§ **TASK MATERIAL**:
═══

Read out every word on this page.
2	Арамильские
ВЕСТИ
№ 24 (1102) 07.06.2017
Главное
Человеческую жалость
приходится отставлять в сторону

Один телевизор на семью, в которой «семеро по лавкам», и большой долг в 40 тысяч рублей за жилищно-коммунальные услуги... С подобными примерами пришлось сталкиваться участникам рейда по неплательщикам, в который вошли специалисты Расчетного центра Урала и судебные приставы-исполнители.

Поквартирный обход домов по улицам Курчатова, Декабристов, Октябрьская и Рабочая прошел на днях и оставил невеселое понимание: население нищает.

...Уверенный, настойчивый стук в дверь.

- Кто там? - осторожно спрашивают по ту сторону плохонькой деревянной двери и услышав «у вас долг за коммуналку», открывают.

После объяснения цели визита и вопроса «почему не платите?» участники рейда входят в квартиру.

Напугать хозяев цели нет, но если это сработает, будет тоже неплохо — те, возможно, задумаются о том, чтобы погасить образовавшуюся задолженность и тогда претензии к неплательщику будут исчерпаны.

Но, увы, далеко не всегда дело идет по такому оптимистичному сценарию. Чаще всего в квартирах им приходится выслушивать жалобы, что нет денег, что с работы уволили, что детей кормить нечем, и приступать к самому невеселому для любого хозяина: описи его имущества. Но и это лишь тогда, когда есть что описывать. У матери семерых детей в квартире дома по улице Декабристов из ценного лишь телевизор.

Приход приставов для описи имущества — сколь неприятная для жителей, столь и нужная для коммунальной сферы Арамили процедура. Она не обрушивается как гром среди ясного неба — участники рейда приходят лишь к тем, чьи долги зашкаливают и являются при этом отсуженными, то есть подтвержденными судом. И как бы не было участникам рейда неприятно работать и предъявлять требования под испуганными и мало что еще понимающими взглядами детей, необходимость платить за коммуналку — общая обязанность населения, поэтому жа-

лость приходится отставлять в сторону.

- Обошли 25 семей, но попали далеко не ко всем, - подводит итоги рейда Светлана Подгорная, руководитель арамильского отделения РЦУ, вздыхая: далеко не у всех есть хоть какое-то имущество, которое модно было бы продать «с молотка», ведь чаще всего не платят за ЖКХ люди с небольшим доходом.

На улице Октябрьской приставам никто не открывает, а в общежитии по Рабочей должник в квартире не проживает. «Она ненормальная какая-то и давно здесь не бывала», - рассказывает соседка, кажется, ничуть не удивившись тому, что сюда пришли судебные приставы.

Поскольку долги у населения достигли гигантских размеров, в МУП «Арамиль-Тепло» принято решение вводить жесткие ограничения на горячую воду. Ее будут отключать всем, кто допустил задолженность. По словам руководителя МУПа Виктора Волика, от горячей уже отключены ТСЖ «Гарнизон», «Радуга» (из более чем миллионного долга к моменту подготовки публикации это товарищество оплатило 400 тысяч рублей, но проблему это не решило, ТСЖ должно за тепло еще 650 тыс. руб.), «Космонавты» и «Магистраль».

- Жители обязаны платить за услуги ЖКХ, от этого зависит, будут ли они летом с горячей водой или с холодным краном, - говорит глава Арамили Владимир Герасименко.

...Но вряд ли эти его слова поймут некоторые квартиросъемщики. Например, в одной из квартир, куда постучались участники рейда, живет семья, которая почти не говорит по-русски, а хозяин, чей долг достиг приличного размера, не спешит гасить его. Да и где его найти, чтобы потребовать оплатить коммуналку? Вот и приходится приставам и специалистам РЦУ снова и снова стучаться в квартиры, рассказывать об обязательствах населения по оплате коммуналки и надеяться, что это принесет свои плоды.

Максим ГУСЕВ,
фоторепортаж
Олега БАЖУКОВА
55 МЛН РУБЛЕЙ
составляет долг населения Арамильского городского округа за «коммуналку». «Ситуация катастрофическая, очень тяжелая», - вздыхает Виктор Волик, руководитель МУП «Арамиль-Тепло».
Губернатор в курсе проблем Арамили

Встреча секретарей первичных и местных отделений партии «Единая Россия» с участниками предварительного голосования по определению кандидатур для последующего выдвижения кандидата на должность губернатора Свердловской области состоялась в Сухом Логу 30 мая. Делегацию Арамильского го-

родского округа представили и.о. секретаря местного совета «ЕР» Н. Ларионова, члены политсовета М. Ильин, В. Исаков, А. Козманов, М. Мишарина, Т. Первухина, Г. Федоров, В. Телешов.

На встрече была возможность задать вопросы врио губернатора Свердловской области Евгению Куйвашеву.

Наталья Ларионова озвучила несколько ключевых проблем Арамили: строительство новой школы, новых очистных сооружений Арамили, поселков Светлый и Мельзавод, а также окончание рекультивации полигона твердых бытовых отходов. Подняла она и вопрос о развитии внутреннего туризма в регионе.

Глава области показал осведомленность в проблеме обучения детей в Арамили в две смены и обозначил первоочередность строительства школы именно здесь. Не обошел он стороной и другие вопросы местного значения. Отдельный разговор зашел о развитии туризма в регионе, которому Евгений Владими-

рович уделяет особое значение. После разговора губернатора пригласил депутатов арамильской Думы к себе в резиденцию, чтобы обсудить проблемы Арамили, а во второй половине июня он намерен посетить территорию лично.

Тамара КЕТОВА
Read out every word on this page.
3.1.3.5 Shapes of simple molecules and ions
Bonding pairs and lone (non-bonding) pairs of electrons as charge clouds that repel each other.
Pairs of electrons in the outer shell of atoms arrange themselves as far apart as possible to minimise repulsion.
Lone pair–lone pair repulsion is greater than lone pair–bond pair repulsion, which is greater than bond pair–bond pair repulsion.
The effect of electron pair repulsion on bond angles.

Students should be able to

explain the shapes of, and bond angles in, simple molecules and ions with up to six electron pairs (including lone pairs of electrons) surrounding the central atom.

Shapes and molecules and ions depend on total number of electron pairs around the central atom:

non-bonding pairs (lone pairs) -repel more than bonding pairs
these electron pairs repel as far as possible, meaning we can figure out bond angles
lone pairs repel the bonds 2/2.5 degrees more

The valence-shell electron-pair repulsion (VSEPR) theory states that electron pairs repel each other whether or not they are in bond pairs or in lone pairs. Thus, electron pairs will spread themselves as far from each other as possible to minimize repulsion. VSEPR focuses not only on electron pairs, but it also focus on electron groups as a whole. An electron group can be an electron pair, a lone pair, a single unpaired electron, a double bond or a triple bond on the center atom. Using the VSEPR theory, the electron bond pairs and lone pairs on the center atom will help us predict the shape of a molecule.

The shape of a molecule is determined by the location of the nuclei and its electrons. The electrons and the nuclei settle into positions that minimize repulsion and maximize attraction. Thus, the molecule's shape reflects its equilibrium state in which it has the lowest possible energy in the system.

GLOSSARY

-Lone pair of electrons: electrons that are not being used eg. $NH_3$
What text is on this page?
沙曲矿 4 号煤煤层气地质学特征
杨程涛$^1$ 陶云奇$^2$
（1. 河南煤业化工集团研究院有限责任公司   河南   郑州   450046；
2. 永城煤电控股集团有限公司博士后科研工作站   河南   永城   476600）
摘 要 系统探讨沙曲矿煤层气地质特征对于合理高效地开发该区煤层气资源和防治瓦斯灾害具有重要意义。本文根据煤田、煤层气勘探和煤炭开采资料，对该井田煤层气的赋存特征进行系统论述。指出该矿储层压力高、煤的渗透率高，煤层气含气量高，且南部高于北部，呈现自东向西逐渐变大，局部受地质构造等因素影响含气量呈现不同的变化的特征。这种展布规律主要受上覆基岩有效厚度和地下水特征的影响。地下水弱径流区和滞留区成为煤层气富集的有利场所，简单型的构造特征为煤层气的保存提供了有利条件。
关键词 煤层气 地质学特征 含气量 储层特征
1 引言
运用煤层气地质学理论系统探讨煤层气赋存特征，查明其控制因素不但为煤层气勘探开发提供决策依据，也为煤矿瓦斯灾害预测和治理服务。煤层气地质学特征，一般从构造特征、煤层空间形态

═══

§ **WHAT THE EXERCISE ASKS**: Pick each line holding the word "Тепло" out of the listing.

§ **EXERCISE ANSWER**:
Поскольку долги у населения достигли гигантских размеров, в МУП «Арамиль-Тепло» принято решение вводить жесткие ограничения на горячую воду. Ее будут отключать всем, кто допустил задолженность. По словам руководителя МУПа Виктора Волика, от горячей уже отключены ТСЖ «Гарнизон», «Радуга» (из более чем миллионного долга к моменту подготовки публикации это товарищество оплатило 400 тысяч рублей, но проблему это не решило, ТСЖ должно за тепло еще 650 тыс. руб.), «Космонавты» и «Магистраль».
составляет долг населения Арамильского городского округа за «коммуналку». «Ситуация катастрофическая, очень тяжелая», - вздыхает Виктор Волик, руководитель МУП «Арамиль-Тепло».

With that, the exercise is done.